>> BEGIN

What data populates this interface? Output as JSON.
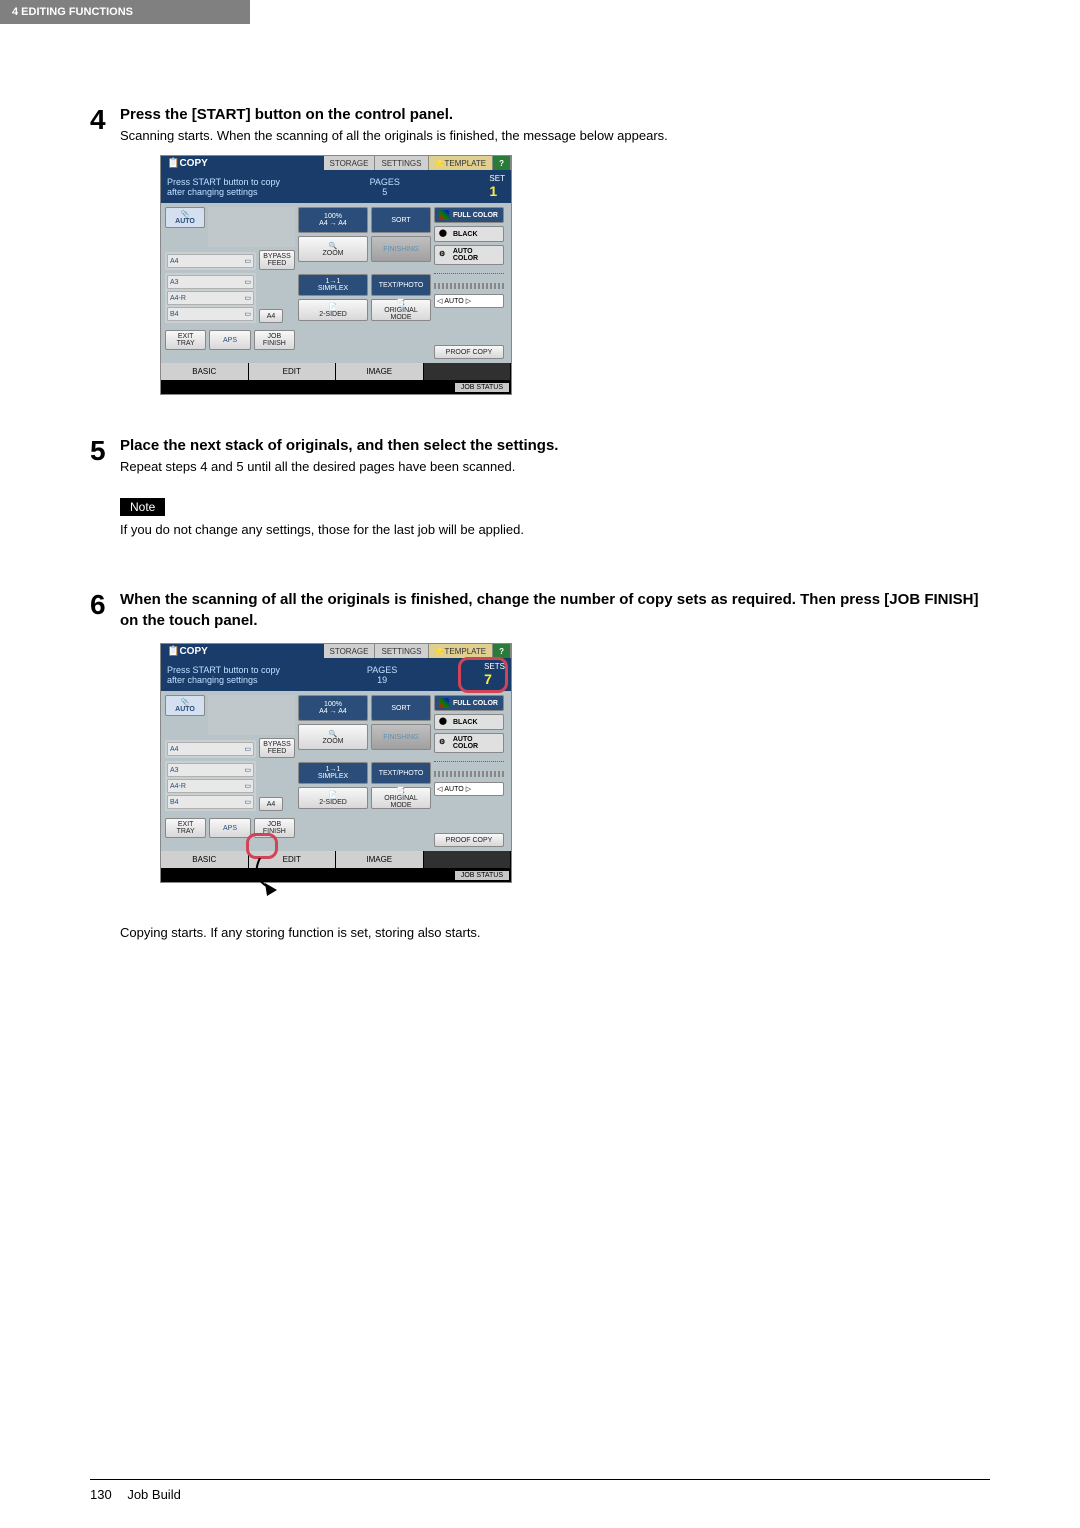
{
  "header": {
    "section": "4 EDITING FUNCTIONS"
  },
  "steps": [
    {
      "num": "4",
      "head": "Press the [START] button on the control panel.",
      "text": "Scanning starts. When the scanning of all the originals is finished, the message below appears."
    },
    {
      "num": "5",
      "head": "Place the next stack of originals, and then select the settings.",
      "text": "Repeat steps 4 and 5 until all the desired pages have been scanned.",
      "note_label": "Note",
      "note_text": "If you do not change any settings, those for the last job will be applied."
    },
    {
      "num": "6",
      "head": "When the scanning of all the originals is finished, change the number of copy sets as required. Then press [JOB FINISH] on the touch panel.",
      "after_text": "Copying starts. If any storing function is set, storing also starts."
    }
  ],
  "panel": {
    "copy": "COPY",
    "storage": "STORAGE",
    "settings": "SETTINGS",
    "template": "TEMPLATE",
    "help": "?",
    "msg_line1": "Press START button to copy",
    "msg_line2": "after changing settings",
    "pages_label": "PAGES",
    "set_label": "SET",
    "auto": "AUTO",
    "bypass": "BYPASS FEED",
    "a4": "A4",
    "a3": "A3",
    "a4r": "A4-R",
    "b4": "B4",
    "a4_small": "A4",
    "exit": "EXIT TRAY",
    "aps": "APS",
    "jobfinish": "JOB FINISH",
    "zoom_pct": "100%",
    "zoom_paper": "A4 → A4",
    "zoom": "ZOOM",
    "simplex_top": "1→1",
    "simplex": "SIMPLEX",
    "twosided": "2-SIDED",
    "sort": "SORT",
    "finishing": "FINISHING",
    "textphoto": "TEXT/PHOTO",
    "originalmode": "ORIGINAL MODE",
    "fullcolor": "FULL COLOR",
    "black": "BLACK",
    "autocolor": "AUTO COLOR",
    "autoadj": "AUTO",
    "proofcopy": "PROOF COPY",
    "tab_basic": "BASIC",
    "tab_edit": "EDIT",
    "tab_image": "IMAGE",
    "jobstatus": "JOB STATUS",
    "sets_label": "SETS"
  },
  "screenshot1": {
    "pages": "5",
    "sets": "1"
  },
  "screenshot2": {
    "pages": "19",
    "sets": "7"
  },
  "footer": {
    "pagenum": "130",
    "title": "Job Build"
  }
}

>> END

WHAT IS BEING ASKED: Where a line above contains the word "change", copy that line.

SOLUTION TO THE PROBLEM:
      "note_text": "If you do not change any settings, those for the last job will be applied."
      "head": "When the scanning of all the originals is finished, change the number of copy sets as required. Then press [JOB FINISH] on the touch panel.",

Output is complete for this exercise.